Source records
________________

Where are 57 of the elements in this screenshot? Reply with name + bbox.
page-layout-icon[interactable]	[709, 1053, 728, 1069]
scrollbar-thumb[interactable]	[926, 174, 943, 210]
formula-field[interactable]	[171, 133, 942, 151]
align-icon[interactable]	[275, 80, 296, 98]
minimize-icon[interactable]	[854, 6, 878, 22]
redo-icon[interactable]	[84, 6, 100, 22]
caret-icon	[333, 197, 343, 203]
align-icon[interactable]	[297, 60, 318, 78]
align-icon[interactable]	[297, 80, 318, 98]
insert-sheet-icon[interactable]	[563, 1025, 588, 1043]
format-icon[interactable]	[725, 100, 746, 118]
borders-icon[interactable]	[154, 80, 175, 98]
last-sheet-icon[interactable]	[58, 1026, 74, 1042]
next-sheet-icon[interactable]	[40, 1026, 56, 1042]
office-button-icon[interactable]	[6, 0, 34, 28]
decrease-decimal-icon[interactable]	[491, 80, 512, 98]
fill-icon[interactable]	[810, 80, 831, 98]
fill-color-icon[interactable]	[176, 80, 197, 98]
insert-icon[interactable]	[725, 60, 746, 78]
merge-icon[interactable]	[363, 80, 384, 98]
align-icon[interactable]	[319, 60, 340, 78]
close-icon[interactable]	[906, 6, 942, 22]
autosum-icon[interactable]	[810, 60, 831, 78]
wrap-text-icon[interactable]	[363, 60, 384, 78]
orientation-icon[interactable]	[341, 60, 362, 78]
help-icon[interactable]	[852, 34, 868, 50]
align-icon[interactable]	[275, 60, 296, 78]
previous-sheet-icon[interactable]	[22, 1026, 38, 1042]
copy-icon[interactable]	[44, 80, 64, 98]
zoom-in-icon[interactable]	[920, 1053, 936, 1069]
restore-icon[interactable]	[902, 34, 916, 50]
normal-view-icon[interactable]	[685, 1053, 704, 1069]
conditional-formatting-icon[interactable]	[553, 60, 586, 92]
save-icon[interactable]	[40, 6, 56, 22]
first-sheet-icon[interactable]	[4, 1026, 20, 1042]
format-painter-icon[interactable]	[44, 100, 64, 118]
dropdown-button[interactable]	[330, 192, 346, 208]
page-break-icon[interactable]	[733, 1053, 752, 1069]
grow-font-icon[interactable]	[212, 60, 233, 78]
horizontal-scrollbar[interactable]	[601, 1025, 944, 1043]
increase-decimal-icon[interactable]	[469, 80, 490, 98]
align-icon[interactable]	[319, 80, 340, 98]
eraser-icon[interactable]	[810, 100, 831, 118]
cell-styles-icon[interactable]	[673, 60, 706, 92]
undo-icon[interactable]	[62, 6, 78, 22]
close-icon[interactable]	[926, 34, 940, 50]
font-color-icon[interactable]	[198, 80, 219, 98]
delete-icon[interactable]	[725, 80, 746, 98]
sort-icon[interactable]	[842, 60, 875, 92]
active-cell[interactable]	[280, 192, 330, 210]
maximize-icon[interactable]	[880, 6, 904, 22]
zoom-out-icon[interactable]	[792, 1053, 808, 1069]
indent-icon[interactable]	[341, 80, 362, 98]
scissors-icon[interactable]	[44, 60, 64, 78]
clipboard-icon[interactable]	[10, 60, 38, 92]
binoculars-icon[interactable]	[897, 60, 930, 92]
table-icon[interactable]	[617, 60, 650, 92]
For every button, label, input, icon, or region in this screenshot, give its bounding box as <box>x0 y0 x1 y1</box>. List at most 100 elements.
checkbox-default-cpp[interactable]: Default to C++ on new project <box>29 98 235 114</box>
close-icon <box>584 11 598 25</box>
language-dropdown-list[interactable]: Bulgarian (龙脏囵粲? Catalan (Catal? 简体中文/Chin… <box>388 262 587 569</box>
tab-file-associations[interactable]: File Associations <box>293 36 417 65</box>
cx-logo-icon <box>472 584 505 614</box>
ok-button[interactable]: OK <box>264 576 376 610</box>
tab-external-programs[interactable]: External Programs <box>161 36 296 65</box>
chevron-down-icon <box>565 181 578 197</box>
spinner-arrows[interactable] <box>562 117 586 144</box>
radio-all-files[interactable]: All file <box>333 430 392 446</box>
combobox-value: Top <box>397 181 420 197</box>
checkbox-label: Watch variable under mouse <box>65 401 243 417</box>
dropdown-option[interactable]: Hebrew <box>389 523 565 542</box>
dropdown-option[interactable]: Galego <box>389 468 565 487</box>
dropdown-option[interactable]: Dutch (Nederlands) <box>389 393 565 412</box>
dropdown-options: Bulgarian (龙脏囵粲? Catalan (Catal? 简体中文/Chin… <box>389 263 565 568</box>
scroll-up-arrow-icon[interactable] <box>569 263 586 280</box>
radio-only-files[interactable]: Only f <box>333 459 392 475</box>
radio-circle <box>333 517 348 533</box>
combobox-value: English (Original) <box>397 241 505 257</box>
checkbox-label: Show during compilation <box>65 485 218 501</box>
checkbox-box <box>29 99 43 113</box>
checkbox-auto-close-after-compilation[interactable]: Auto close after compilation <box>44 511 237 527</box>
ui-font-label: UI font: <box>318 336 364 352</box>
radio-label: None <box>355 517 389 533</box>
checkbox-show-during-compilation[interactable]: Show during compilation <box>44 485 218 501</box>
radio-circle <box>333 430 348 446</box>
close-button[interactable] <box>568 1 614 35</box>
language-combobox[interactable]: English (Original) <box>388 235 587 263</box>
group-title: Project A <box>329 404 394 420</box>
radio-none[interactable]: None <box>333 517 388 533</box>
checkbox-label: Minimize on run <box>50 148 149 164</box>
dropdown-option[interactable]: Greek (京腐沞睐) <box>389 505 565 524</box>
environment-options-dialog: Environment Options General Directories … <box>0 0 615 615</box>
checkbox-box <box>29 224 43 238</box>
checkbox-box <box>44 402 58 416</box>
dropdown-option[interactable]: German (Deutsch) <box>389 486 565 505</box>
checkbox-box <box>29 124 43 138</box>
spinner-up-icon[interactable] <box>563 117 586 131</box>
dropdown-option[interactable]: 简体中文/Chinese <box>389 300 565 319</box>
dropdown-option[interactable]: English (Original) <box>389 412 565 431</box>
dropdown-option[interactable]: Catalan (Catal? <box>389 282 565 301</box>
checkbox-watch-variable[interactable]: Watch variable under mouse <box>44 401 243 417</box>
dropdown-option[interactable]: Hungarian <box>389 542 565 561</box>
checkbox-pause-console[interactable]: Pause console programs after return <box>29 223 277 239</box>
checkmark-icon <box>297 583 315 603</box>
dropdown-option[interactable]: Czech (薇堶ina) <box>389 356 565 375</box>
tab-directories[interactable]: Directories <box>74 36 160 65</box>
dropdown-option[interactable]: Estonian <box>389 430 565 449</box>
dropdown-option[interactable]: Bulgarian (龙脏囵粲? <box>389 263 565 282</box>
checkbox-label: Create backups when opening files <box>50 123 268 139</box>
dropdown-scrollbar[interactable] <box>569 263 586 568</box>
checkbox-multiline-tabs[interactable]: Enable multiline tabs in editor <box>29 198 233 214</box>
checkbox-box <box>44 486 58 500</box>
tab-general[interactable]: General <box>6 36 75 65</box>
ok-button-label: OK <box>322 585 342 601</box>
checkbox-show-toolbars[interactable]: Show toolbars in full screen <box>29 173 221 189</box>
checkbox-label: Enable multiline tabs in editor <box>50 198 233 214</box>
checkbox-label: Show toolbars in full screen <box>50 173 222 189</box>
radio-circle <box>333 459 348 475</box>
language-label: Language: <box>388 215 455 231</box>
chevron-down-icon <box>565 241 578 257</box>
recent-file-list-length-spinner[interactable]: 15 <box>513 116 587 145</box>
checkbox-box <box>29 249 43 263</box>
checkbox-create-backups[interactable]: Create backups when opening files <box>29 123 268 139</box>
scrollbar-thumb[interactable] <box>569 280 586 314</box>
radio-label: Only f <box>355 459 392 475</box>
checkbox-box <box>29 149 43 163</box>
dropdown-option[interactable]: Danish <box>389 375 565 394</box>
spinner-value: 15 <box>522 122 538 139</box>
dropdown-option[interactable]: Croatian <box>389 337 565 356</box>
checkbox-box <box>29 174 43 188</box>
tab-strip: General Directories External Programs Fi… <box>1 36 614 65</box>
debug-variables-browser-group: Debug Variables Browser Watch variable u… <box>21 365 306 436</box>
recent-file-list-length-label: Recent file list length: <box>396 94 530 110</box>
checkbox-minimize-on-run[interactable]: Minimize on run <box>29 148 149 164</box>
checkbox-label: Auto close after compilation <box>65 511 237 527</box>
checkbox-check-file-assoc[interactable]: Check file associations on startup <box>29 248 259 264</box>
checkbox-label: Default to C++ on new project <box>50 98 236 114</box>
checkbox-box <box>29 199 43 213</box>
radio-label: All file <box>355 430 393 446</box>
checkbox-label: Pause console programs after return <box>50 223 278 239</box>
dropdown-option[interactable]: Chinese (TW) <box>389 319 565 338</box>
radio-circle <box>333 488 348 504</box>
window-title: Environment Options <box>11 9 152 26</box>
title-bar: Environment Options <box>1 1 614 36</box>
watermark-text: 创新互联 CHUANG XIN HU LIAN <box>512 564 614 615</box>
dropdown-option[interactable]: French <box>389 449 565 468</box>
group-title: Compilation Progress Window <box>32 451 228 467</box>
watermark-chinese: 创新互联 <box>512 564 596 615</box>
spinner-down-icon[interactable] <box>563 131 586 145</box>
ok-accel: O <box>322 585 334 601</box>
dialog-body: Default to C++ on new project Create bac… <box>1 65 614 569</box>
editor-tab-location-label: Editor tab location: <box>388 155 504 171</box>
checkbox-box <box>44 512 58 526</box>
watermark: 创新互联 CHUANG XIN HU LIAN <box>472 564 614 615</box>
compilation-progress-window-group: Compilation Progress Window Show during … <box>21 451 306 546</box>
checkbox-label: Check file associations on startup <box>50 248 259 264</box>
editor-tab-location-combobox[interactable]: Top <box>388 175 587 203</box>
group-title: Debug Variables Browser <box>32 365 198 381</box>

________________

**Requirements**
Switch "align-icon" to "alignment-icon" everywhere in the records from their start down to the line containing "60, 831, 78]", and give those lines back with nothing else changed.

**Output of the task**
Where are 57 of the elements in this screenshot? Reply with name + bbox.
page-layout-icon[interactable]	[709, 1053, 728, 1069]
scrollbar-thumb[interactable]	[926, 174, 943, 210]
formula-field[interactable]	[171, 133, 942, 151]
alignment-icon[interactable]	[275, 80, 296, 98]
minimize-icon[interactable]	[854, 6, 878, 22]
redo-icon[interactable]	[84, 6, 100, 22]
caret-icon	[333, 197, 343, 203]
alignment-icon[interactable]	[297, 60, 318, 78]
alignment-icon[interactable]	[297, 80, 318, 98]
insert-sheet-icon[interactable]	[563, 1025, 588, 1043]
format-icon[interactable]	[725, 100, 746, 118]
borders-icon[interactable]	[154, 80, 175, 98]
last-sheet-icon[interactable]	[58, 1026, 74, 1042]
next-sheet-icon[interactable]	[40, 1026, 56, 1042]
office-button-icon[interactable]	[6, 0, 34, 28]
decrease-decimal-icon[interactable]	[491, 80, 512, 98]
fill-icon[interactable]	[810, 80, 831, 98]
fill-color-icon[interactable]	[176, 80, 197, 98]
insert-icon[interactable]	[725, 60, 746, 78]
merge-icon[interactable]	[363, 80, 384, 98]
alignment-icon[interactable]	[319, 60, 340, 78]
close-icon[interactable]	[906, 6, 942, 22]
autosum-icon[interactable]	[810, 60, 831, 78]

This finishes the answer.